### EXTRAIT DU DOCUMENT
Il manquait sur ce blog un texte un peu énergique sur le vélo. Le voici. Il est volontairement polémique, mais il est impossible de laisser passer des textes de presse incceptables à une époque où il faut lutter contre le réchauffement climatique.
Le vélo reprend timidement sa place dans la ville en France avec un manque évident d'ambition et de moyens cependant, grâce à la loi Lepage de 1996, dite loi sur l'air et l'utilisation rationnelle de l'énergie, Loi 96-1236 1996-12-30 art. 20. , et aujourd'hui inclus dans le code de l'environnement Article L228-2 En vigueur. Rappel de la loi:
"A l'occasion des réalisations ou des rénovations des voies urbaines, à l'exception des autoroutes et voies rapides, doivent être mis au point des itinéraires cyclables pourvus d'aménagements sous forme de pistes, marquages au sol ou couloirs indépendants, en fonction des besoins et contraintes de la circulation.
L'aménagement de ces itinéraires cyclables doit tenir compte des orientations du plan de déplacements urbains, lorsqu'il existe.
C'est pourquoi il faut s'élever contre la campagne systématique de dénigrement de ce mode de transport orchestrée de façon récurrente par la presse parisienne et encore récemment par l'hebdomadaire Marianne avec une interprétation et un commentaire de sondage calamiteux. Marianne et Juliette Loir, auteure de l'article, ont fait preuve, en l'occurence, d'une rare incompétence et méconnaissance de la problématique du vélo en ville et plus généralement des transports urbains. Un tel tissu de bêtises et de contre-vérités est rare en si peu de lignes. J'invite Marianne, dont ce n'est pas la première attaque sur le vélo, à regarder le site de la fubicy pour apprendre et réfléchir avant d'écrire, et surtout, voyager dans les pays d'Europe du Nord.
Voici l'article de Marianne à bien vite oublier.
"Paris : Les vélos, mauvais élèves de la route
Marianne en ligne Le 01/08/2006- par Juliette Loir
Selon un sondage réalisé pour la mairie de Paris, les conducteurs de
bicyclettes sont de véritables fous du guidon !
N'ayez plus peur des motards ou des autombilistes chevronnés, aujourd'hui
les bêtes noires du bitume de la capitale sont... les cyclistes ! A Paris,
la palme du non-respect du Code de la route est désormais attribuée aux
vélos !

### DONNÉES EXTRAITES
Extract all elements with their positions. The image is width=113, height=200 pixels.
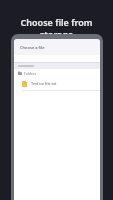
staticText: Folders — [24, 71, 37, 76]
button[interactable]: Folder — [14, 69, 100, 77]
button[interactable]: Text file — [14, 77, 100, 90]
staticText: Choose a file — [20, 45, 45, 50]
staticText: Choose file from storage — [5, 16, 108, 40]
other: Folder — [18, 71, 22, 75]
other: Text file — [22, 81, 27, 87]
staticText: Test ice file.txt — [31, 81, 57, 86]
button[interactable]: Choose a file — [14, 39, 100, 55]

### CONSIGNE
Répondez brièvement à partir du texte sur le vélo :
(a) En quelle année a été adoptée la loi Lepage ?
(b) Quel hebdomadaire l'auteur accuse-t-il de dénigrer le vélo ?
(c) Pour qui a été réalisé le sondage cité dans l'article de Juliette Loir ?

### CORRIGÉ
(a) En 1996.
(b) Marianne.
(c) Pour la mairie de Paris.